## Requirements
Render the material below as a JSON list of strings, one string per line, with blank lines omitted and the pictures left out.

## Material provided
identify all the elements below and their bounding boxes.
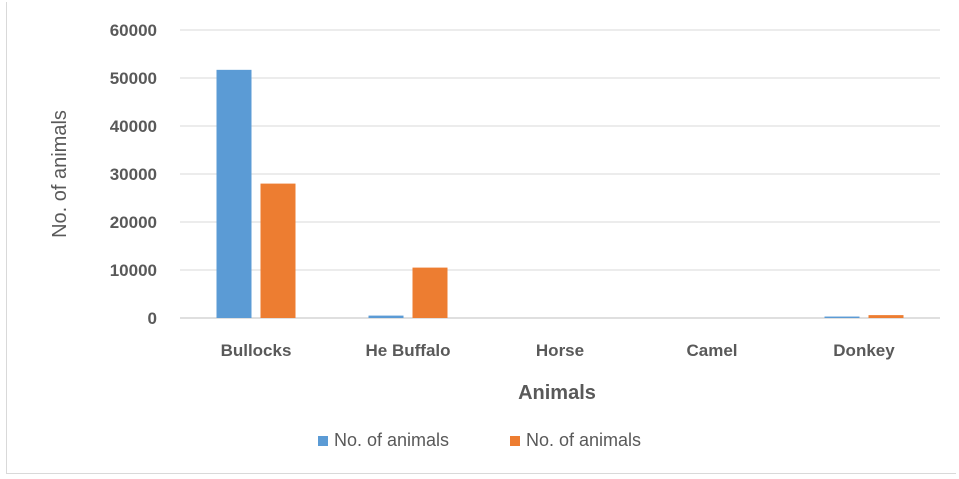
chart-frame — [6, 2, 956, 474]
bars — [216, 69, 904, 318]
legend-swatch — [510, 436, 520, 446]
x-axis-categories: Bullocks He Buffalo Horse Camel Donkey — [221, 341, 896, 360]
legend-label: No. of animals — [526, 430, 641, 450]
y-axis-title: No. of animals — [49, 110, 71, 238]
gridlines — [180, 29, 940, 319]
x-category-label: He Buffalo — [366, 341, 451, 360]
x-category-label: Camel — [686, 341, 737, 360]
legend: No. of animals No. of animals — [318, 430, 641, 450]
bar-bullocks-series-2 — [260, 183, 296, 318]
x-axis-title: Animals — [518, 382, 596, 404]
y-tick-label: 30000 — [110, 165, 157, 184]
y-tick-label: 0 — [148, 309, 157, 328]
x-category-label: Horse — [536, 341, 584, 360]
x-category-label: Bullocks — [221, 341, 292, 360]
x-category-label: Donkey — [833, 341, 895, 360]
y-axis-ticks: 0 10000 20000 30000 40000 50000 60000 — [110, 21, 157, 328]
y-tick-label: 60000 — [110, 21, 157, 40]
bar-bullocks-series-1 — [216, 69, 252, 318]
y-tick-label: 40000 — [110, 117, 157, 136]
bar-donkey-series-1 — [824, 316, 860, 318]
y-tick-label: 50000 — [110, 69, 157, 88]
y-tick-label: 20000 — [110, 213, 157, 232]
legend-label: No. of animals — [334, 430, 449, 450]
legend-swatch — [318, 436, 328, 446]
bar-he-buffalo-series-2 — [412, 267, 448, 318]
bar-he-buffalo-series-1 — [368, 315, 404, 318]
y-tick-label: 10000 — [110, 261, 157, 280]
bar-donkey-series-2 — [868, 315, 904, 318]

## Reply
[
  "identify all the elements below and their bounding boxes.",
  "chart-frame — [6, 2, 956, 474]",
  "bars — [216, 69, 904, 318]",
  "legend-swatch — [510, 436, 520, 446]",
  "x-axis-categories: Bullocks He Buffalo Horse Camel Donkey — [221, 341, 896, 360]",
  "legend-label: No. of animals — [526, 430, 641, 450]",
  "y-axis-title: No. of animals — [49, 110, 71, 238]",
  "gridlines — [180, 29, 940, 319]",
  "x-category-label: He Buffalo — [366, 341, 451, 360]",
  "x-category-label: Camel — [686, 341, 737, 360]",
  "legend: No. of animals No. of animals — [318, 430, 641, 450]",
  "bar-bullocks-series-2 — [260, 183, 296, 318]",
  "x-axis-title: Animals — [518, 382, 596, 404]",
  "y-tick-label: 30000 — [110, 165, 157, 184]",
  "y-tick-label: 0 — [148, 309, 157, 328]",
  "x-category-label: Horse — [536, 341, 584, 360]",
  "x-category-label: Bullocks — [221, 341, 292, 360]",
  "x-category-label: Donkey — [833, 341, 895, 360]",
  "y-axis-ticks: 0 10000 20000 30000 40000 50000 60000 — [110, 21, 157, 328]",
  "y-tick-label: 60000 — [110, 21, 157, 40]",
  "bar-bullocks-series-1 — [216, 69, 252, 318]",
  "y-tick-label: 40000 — [110, 117, 157, 136]",
  "bar-donkey-series-1 — [824, 316, 860, 318]",
  "y-tick-label: 50000 — [110, 69, 157, 88]",
  "y-tick-label: 20000 — [110, 213, 157, 232]",
  "legend-label: No. of animals — [334, 430, 449, 450]",
  "legend-swatch — [318, 436, 328, 446]",
  "bar-he-buffalo-series-2 — [412, 267, 448, 318]",
  "bar-he-buffalo-series-1 — [368, 315, 404, 318]",
  "y-tick-label: 10000 — [110, 261, 157, 280]",
  "bar-donkey-series-2 — [868, 315, 904, 318]"
]